Task requirements: Reproduce these lines word for word.

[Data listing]

-*-*-

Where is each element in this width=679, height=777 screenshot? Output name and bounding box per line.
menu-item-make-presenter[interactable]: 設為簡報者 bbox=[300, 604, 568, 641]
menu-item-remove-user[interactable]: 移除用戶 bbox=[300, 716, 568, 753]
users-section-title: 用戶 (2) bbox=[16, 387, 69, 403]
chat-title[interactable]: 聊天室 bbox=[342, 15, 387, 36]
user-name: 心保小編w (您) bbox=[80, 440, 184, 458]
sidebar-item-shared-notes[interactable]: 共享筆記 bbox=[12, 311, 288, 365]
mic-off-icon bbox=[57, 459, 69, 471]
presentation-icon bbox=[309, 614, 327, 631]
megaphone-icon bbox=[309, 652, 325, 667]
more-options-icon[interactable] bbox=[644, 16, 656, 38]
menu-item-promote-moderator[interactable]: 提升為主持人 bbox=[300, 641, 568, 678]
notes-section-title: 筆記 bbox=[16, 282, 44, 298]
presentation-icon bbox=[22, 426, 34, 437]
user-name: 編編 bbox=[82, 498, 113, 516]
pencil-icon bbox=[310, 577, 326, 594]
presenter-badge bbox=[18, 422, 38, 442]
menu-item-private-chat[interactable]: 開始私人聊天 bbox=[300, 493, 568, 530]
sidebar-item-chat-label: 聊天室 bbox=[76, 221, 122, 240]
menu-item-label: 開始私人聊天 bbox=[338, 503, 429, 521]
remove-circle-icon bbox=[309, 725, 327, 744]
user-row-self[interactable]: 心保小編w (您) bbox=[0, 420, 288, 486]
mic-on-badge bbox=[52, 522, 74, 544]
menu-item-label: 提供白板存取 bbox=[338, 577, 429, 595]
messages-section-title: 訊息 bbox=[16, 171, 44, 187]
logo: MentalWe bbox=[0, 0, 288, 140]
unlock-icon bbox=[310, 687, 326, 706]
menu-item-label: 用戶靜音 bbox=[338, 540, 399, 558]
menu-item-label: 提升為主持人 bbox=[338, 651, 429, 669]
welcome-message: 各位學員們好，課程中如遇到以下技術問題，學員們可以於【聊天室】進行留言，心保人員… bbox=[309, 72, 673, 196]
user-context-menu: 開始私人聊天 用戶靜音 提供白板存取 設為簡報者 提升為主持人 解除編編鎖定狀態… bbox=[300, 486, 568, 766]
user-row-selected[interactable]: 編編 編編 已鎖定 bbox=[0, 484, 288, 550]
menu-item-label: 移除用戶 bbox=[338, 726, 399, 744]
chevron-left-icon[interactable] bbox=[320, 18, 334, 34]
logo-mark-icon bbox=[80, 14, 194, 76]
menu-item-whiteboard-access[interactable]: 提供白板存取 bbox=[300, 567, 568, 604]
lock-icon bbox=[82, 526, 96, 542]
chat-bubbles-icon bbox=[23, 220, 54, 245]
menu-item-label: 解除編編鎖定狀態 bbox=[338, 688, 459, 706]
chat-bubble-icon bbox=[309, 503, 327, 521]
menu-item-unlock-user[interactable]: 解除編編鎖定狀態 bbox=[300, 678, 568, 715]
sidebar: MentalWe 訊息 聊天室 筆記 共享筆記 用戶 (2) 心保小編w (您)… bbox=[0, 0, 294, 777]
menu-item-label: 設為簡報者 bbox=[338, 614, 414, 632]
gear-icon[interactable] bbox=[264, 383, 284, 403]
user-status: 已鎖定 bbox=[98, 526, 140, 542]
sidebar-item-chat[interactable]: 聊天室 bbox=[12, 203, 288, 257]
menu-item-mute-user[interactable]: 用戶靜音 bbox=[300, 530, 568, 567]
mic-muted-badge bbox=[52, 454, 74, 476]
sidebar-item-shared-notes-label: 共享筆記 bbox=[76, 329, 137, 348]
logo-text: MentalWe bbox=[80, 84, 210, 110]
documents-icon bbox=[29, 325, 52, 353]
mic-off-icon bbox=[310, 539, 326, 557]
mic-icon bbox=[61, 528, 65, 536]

-*-*-

Task answer:
Where is each element in this width=679, height=777 screenshot? Output name and bounding box per line.
menu-item-make-presenter[interactable]: 設為簡報者 bbox=[300, 604, 568, 641]
menu-item-remove-user[interactable]: 移除用戶 bbox=[300, 716, 568, 753]
users-section-title: 用戶 (2) bbox=[16, 387, 69, 403]
chat-title[interactable]: 聊天室 bbox=[342, 15, 387, 36]
user-name: 心保小編w (您) bbox=[80, 440, 184, 458]
sidebar-item-shared-notes[interactable]: 共享筆記 bbox=[12, 311, 288, 365]
mic-off-icon bbox=[57, 459, 69, 471]
presentation-icon bbox=[309, 614, 327, 631]
megaphone-icon bbox=[309, 652, 325, 667]
more-options-icon[interactable] bbox=[644, 16, 656, 38]
menu-item-promote-moderator[interactable]: 提升為主持人 bbox=[300, 641, 568, 678]
notes-section-title: 筆記 bbox=[16, 282, 44, 298]
presentation-icon bbox=[22, 426, 34, 437]
user-name: 編編 bbox=[82, 498, 113, 516]
pencil-icon bbox=[310, 577, 326, 594]
presenter-badge bbox=[18, 422, 38, 442]
menu-item-private-chat[interactable]: 開始私人聊天 bbox=[300, 493, 568, 530]
sidebar-item-chat-label: 聊天室 bbox=[76, 221, 122, 240]
menu-item-label: 開始私人聊天 bbox=[338, 503, 429, 521]
remove-circle-icon bbox=[309, 725, 327, 744]
user-row-self[interactable]: 心保小編w (您) bbox=[0, 420, 288, 486]
mic-on-badge bbox=[52, 522, 74, 544]
menu-item-label: 提供白板存取 bbox=[338, 577, 429, 595]
messages-section-title: 訊息 bbox=[16, 171, 44, 187]
logo: MentalWe bbox=[0, 0, 288, 140]
unlock-icon bbox=[310, 687, 326, 706]
menu-item-label: 用戶靜音 bbox=[338, 540, 399, 558]
menu-item-label: 提升為主持人 bbox=[338, 651, 429, 669]
welcome-message: 各位學員們好，課程中如遇到以下技術問題，學員們可以於【聊天室】進行留言，心保人員… bbox=[309, 72, 673, 196]
user-context-menu: 開始私人聊天 用戶靜音 提供白板存取 設為簡報者 提升為主持人 解除編編鎖定狀態… bbox=[300, 486, 568, 766]
user-row-selected[interactable]: 編編 編編 已鎖定 bbox=[0, 484, 288, 550]
menu-item-label: 移除用戶 bbox=[338, 726, 399, 744]
chevron-left-icon[interactable] bbox=[320, 18, 334, 34]
logo-mark-icon bbox=[80, 14, 194, 76]
menu-item-whiteboard-access[interactable]: 提供白板存取 bbox=[300, 567, 568, 604]
lock-icon bbox=[82, 526, 96, 542]
chat-bubbles-icon bbox=[23, 220, 54, 245]
menu-item-label: 解除編編鎖定狀態 bbox=[338, 688, 459, 706]
chat-bubble-icon bbox=[309, 503, 327, 521]
menu-item-unlock-user[interactable]: 解除編編鎖定狀態 bbox=[300, 678, 568, 715]
sidebar: MentalWe 訊息 聊天室 筆記 共享筆記 用戶 (2) 心保小編w (您)… bbox=[0, 0, 294, 777]
menu-item-label: 設為簡報者 bbox=[338, 614, 414, 632]
gear-icon[interactable] bbox=[264, 383, 284, 403]
user-status: 已鎖定 bbox=[98, 526, 140, 542]
sidebar-item-chat[interactable]: 聊天室 bbox=[12, 203, 288, 257]
menu-item-mute-user[interactable]: 用戶靜音 bbox=[300, 530, 568, 567]
mic-muted-badge bbox=[52, 454, 74, 476]
sidebar-item-shared-notes-label: 共享筆記 bbox=[76, 329, 137, 348]
logo-text: MentalWe bbox=[80, 84, 210, 110]
documents-icon bbox=[29, 325, 52, 353]
mic-off-icon bbox=[310, 539, 326, 557]
mic-icon bbox=[61, 528, 65, 536]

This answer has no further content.